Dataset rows
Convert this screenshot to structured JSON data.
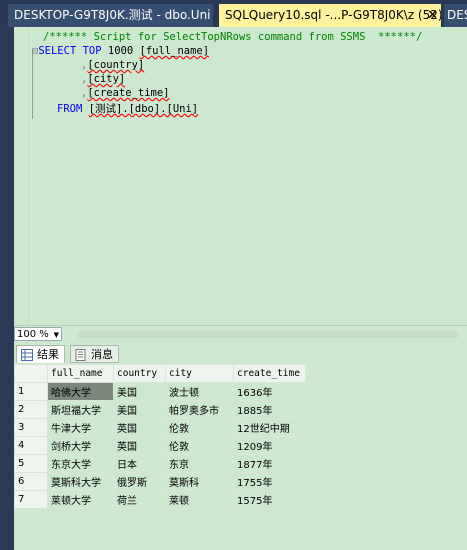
{
  "tabs": [
    {
      "label": "DESKTOP-G9T8J0K.测试 - dbo.Uni",
      "active": false
    },
    {
      "label": "SQLQuery10.sql -...P-G9T8J0K\\z (52))",
      "active": true,
      "close": "✕"
    },
    {
      "label": "DESK",
      "active": false
    }
  ],
  "editor": {
    "comment": "/****** Script for SelectTopNRows command from SSMS  ******/",
    "select_kw": "SELECT",
    "top_kw": "TOP",
    "top_num": "1000",
    "col1": "[full_name]",
    "col2": "[country]",
    "col3": "[city]",
    "col4": "[create_time]",
    "comma": ",",
    "from_kw": "FROM",
    "from_obj": "[测试].[dbo].[Uni]"
  },
  "zoom": {
    "value": "100 %"
  },
  "result_tabs": [
    {
      "label": "结果",
      "icon": "grid-icon"
    },
    {
      "label": "消息",
      "icon": "message-icon"
    }
  ],
  "grid": {
    "columns": [
      "full_name",
      "country",
      "city",
      "create_time"
    ],
    "rows": [
      {
        "n": "1",
        "cells": [
          "哈佛大学",
          "美国",
          "波士顿",
          "1636年"
        ]
      },
      {
        "n": "2",
        "cells": [
          "斯坦福大学",
          "美国",
          "帕罗奥多市",
          "1885年"
        ]
      },
      {
        "n": "3",
        "cells": [
          "牛津大学",
          "英国",
          "伦敦",
          "12世纪中期"
        ]
      },
      {
        "n": "4",
        "cells": [
          "剑桥大学",
          "英国",
          "伦敦",
          "1209年"
        ]
      },
      {
        "n": "5",
        "cells": [
          "东京大学",
          "日本",
          "东京",
          "1877年"
        ]
      },
      {
        "n": "6",
        "cells": [
          "莫斯科大学",
          "俄罗斯",
          "莫斯科",
          "1755年"
        ]
      },
      {
        "n": "7",
        "cells": [
          "莱顿大学",
          "荷兰",
          "莱顿",
          "1575年"
        ]
      }
    ]
  }
}
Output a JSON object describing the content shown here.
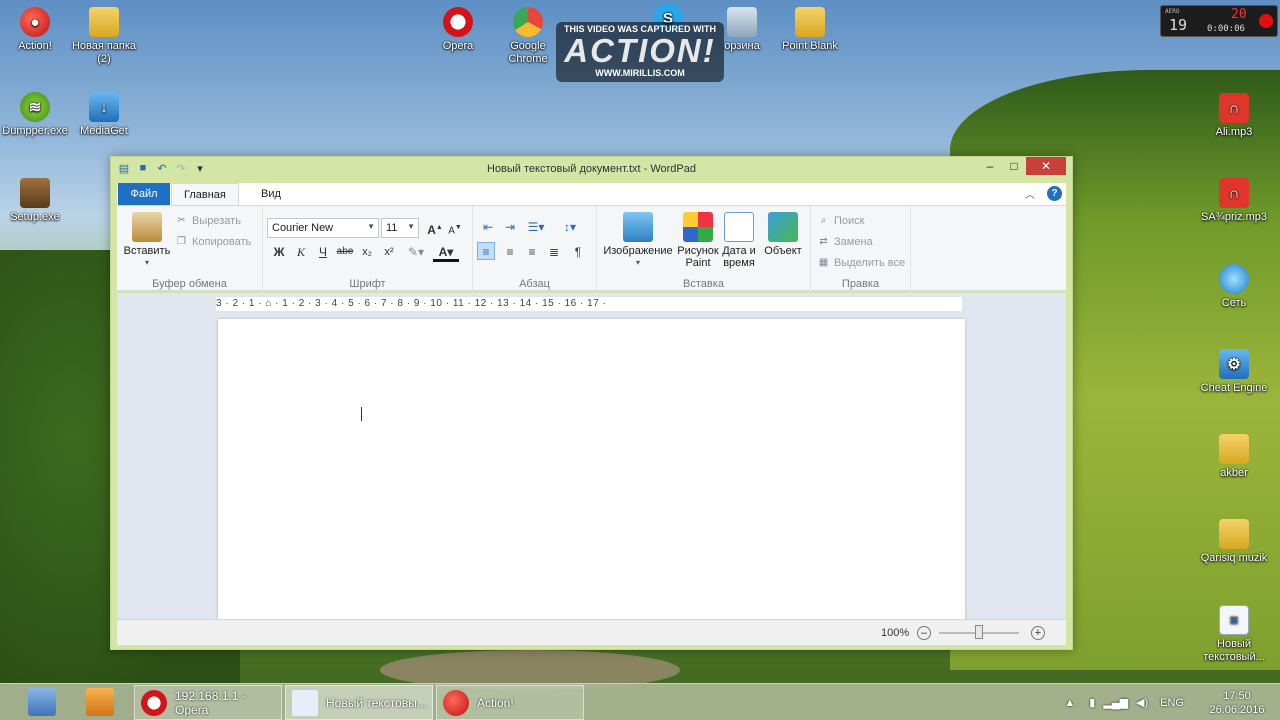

_DIRECTIONS_
Print out the whole of the material word for word, without pictures.

_WORKED ANSWER_
Convert this screenshot to structured JSON data.
{
  "tabs": [
    {
      "label": "DESKTOP-G9T8J0K.测试 - dbo.Uni",
      "active": false
    },
    {
      "label": "SQLQuery10.sql -...P-G9T8J0K\\z (52))",
      "active": true,
      "close": "✕"
    },
    {
      "label": "DESK",
      "active": false
    }
  ],
  "editor": {
    "comment": "/****** Script for SelectTopNRows command from SSMS  ******/",
    "select_kw": "SELECT",
    "top_kw": "TOP",
    "top_num": "1000",
    "col1": "[full_name]",
    "col2": "[country]",
    "col3": "[city]",
    "col4": "[create_time]",
    "comma": ",",
    "from_kw": "FROM",
    "from_obj": "[测试].[dbo].[Uni]"
  },
  "zoom": {
    "value": "100 %"
  },
  "result_tabs": [
    {
      "label": "结果",
      "icon": "grid-icon"
    },
    {
      "label": "消息",
      "icon": "message-icon"
    }
  ],
  "grid": {
    "columns": [
      "full_name",
      "country",
      "city",
      "create_time"
    ],
    "rows": [
      {
        "n": "1",
        "cells": [
          "哈佛大学",
          "美国",
          "波士顿",
          "1636年"
        ]
      },
      {
        "n": "2",
        "cells": [
          "斯坦福大学",
          "美国",
          "帕罗奥多市",
          "1885年"
        ]
      },
      {
        "n": "3",
        "cells": [
          "牛津大学",
          "英国",
          "伦敦",
          "12世纪中期"
        ]
      },
      {
        "n": "4",
        "cells": [
          "剑桥大学",
          "英国",
          "伦敦",
          "1209年"
        ]
      },
      {
        "n": "5",
        "cells": [
          "东京大学",
          "日本",
          "东京",
          "1877年"
        ]
      },
      {
        "n": "6",
        "cells": [
          "莫斯科大学",
          "俄罗斯",
          "莫斯科",
          "1755年"
        ]
      },
      {
        "n": "7",
        "cells": [
          "莱顿大学",
          "荷兰",
          "莱顿",
          "1575年"
        ]
      }
    ]
  }
}
Output a JSON object describing the content shown here.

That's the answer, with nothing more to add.